start Provided records

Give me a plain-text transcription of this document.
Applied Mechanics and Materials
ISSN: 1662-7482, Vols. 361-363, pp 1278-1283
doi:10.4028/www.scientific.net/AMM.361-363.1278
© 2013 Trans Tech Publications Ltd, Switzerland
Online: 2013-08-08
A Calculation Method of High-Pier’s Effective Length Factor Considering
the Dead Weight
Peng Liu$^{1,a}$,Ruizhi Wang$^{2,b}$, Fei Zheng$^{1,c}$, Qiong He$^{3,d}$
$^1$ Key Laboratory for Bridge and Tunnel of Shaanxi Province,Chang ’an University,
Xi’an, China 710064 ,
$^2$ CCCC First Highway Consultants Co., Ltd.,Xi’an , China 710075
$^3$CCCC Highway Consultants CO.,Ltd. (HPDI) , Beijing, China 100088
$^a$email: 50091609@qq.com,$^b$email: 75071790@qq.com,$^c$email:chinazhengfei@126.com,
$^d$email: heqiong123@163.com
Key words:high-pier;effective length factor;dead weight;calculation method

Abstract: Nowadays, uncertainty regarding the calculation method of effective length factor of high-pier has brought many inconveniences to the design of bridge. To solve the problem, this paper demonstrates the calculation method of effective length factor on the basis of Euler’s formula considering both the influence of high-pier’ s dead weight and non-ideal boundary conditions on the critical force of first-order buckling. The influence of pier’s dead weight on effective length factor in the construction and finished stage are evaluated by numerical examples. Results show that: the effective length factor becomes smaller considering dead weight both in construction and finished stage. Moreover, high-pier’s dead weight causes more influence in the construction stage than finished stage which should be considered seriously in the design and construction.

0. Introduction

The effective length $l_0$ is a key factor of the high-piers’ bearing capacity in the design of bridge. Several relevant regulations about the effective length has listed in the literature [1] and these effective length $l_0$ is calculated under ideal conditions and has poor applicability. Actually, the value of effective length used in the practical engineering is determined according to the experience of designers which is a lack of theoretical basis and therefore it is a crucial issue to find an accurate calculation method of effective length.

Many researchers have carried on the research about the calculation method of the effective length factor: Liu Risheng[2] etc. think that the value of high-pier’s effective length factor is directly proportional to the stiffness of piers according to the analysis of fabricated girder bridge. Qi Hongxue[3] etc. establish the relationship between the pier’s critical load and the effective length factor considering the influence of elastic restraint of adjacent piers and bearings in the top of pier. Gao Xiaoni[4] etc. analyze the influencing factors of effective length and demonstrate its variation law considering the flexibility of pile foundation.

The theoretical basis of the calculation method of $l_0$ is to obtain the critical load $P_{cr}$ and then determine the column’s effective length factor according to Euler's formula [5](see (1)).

end Provided records

### What you will do
Faithfully copy every entry, leaving nothing out.

### Right answer
Give me a plain-text transcription of this document.
Applied Mechanics and Materials
ISSN: 1662-7482, Vols. 361-363, pp 1278-1283
doi:10.4028/www.scientific.net/AMM.361-363.1278
© 2013 Trans Tech Publications Ltd, Switzerland
Online: 2013-08-08
A Calculation Method of High-Pier’s Effective Length Factor Considering
the Dead Weight
Peng Liu$^{1,a}$,Ruizhi Wang$^{2,b}$, Fei Zheng$^{1,c}$, Qiong He$^{3,d}$
$^1$ Key Laboratory for Bridge and Tunnel of Shaanxi Province,Chang ’an University,
Xi’an, China 710064 ,
$^2$ CCCC First Highway Consultants Co., Ltd.,Xi’an , China 710075
$^3$CCCC Highway Consultants CO.,Ltd. (HPDI) , Beijing, China 100088
$^a$email: 50091609@qq.com,$^b$email: 75071790@qq.com,$^c$email:chinazhengfei@126.com,
$^d$email: heqiong123@163.com
Key words:high-pier;effective length factor;dead weight;calculation method

Abstract: Nowadays, uncertainty regarding the calculation method of effective length factor of high-pier has brought many inconveniences to the design of bridge. To solve the problem, this paper demonstrates the calculation method of effective length factor on the basis of Euler’s formula considering both the influence of high-pier’ s dead weight and non-ideal boundary conditions on the critical force of first-order buckling. The influence of pier’s dead weight on effective length factor in the construction and finished stage are evaluated by numerical examples. Results show that: the effective length factor becomes smaller considering dead weight both in construction and finished stage. Moreover, high-pier’s dead weight causes more influence in the construction stage than finished stage which should be considered seriously in the design and construction.

0. Introduction

The effective length $l_0$ is a key factor of the high-piers’ bearing capacity in the design of bridge. Several relevant regulations about the effective length has listed in the literature [1] and these effective length $l_0$ is calculated under ideal conditions and has poor applicability. Actually, the value of effective length used in the practical engineering is determined according to the experience of designers which is a lack of theoretical basis and therefore it is a crucial issue to find an accurate calculation method of effective length.

Many researchers have carried on the research about the calculation method of the effective length factor: Liu Risheng[2] etc. think that the value of high-pier’s effective length factor is directly proportional to the stiffness of piers according to the analysis of fabricated girder bridge. Qi Hongxue[3] etc. establish the relationship between the pier’s critical load and the effective length factor considering the influence of elastic restraint of adjacent piers and bearings in the top of pier. Gao Xiaoni[4] etc. analyze the influencing factors of effective length and demonstrate its variation law considering the flexibility of pile foundation.

The theoretical basis of the calculation method of $l_0$ is to obtain the critical load $P_{cr}$ and then determine the column’s effective length factor according to Euler's formula [5](see (1)).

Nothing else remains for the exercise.